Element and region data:
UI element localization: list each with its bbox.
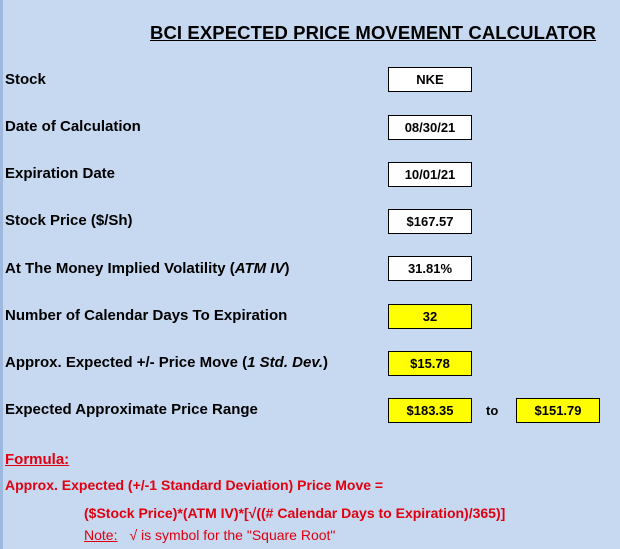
calendar-days-cell: 32 bbox=[388, 304, 472, 329]
formula-note: Note: √ is symbol for the "Square Root" bbox=[84, 527, 335, 543]
calendar-days-label: Number of Calendar Days To Expiration bbox=[5, 307, 288, 324]
left-border bbox=[0, 0, 3, 549]
note-text: √ is symbol for the "Square Root" bbox=[129, 527, 336, 543]
expiration-date-cell[interactable]: 10/01/21 bbox=[388, 162, 472, 187]
range-to-text: to bbox=[486, 403, 499, 418]
note-label: Note: bbox=[84, 527, 118, 543]
date-calculation-cell[interactable]: 08/30/21 bbox=[388, 115, 472, 140]
formula-line: Approx. Expected (+/-1 Standard Deviatio… bbox=[5, 477, 384, 493]
date-calculation-label: Date of Calculation bbox=[5, 118, 141, 135]
expected-move-cell: $15.78 bbox=[388, 351, 472, 376]
formula-heading: Formula: bbox=[5, 451, 70, 468]
price-range-low-cell: $151.79 bbox=[516, 398, 600, 423]
expiration-date-label: Expiration Date bbox=[5, 165, 116, 182]
stock-label: Stock bbox=[5, 71, 46, 88]
atm-iv-cell[interactable]: 31.81% bbox=[388, 256, 472, 281]
formula-expression: ($Stock Price)*(ATM IV)*[√((# Calendar D… bbox=[84, 505, 506, 521]
atm-iv-label: At The Money Implied Volatility (ATM IV) bbox=[5, 260, 290, 277]
stock-price-label: Stock Price ($/Sh) bbox=[5, 212, 133, 229]
price-range-high-cell: $183.35 bbox=[388, 398, 472, 423]
page-title: BCI EXPECTED PRICE MOVEMENT CALCULATOR bbox=[150, 22, 597, 43]
expected-move-label: Approx. Expected +/- Price Move (1 Std. … bbox=[5, 354, 329, 371]
price-range-label: Expected Approximate Price Range bbox=[5, 401, 258, 418]
stock-value-cell[interactable]: NKE bbox=[388, 67, 472, 92]
stock-price-cell[interactable]: $167.57 bbox=[388, 209, 472, 234]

_What you will do:_
Copy out every line of the rows above word for word, leaving out the picture.

_Solution to this problem:_
UI element localization: list each with its bbox.
calendar-days-cell: 32 bbox=[388, 304, 472, 329]
formula-note: Note: √ is symbol for the "Square Root" bbox=[84, 527, 335, 543]
calendar-days-label: Number of Calendar Days To Expiration bbox=[5, 307, 288, 324]
left-border bbox=[0, 0, 3, 549]
note-text: √ is symbol for the "Square Root" bbox=[129, 527, 336, 543]
expiration-date-cell[interactable]: 10/01/21 bbox=[388, 162, 472, 187]
range-to-text: to bbox=[486, 403, 499, 418]
note-label: Note: bbox=[84, 527, 118, 543]
date-calculation-cell[interactable]: 08/30/21 bbox=[388, 115, 472, 140]
formula-line: Approx. Expected (+/-1 Standard Deviatio… bbox=[5, 477, 384, 493]
date-calculation-label: Date of Calculation bbox=[5, 118, 141, 135]
expected-move-cell: $15.78 bbox=[388, 351, 472, 376]
formula-heading: Formula: bbox=[5, 451, 70, 468]
price-range-low-cell: $151.79 bbox=[516, 398, 600, 423]
expiration-date-label: Expiration Date bbox=[5, 165, 116, 182]
stock-label: Stock bbox=[5, 71, 46, 88]
atm-iv-cell[interactable]: 31.81% bbox=[388, 256, 472, 281]
formula-expression: ($Stock Price)*(ATM IV)*[√((# Calendar D… bbox=[84, 505, 506, 521]
atm-iv-label: At The Money Implied Volatility (ATM IV) bbox=[5, 260, 290, 277]
stock-price-label: Stock Price ($/Sh) bbox=[5, 212, 133, 229]
price-range-high-cell: $183.35 bbox=[388, 398, 472, 423]
page-title: BCI EXPECTED PRICE MOVEMENT CALCULATOR bbox=[150, 22, 597, 43]
expected-move-label: Approx. Expected +/- Price Move (1 Std. … bbox=[5, 354, 329, 371]
price-range-label: Expected Approximate Price Range bbox=[5, 401, 258, 418]
stock-value-cell[interactable]: NKE bbox=[388, 67, 472, 92]
stock-price-cell[interactable]: $167.57 bbox=[388, 209, 472, 234]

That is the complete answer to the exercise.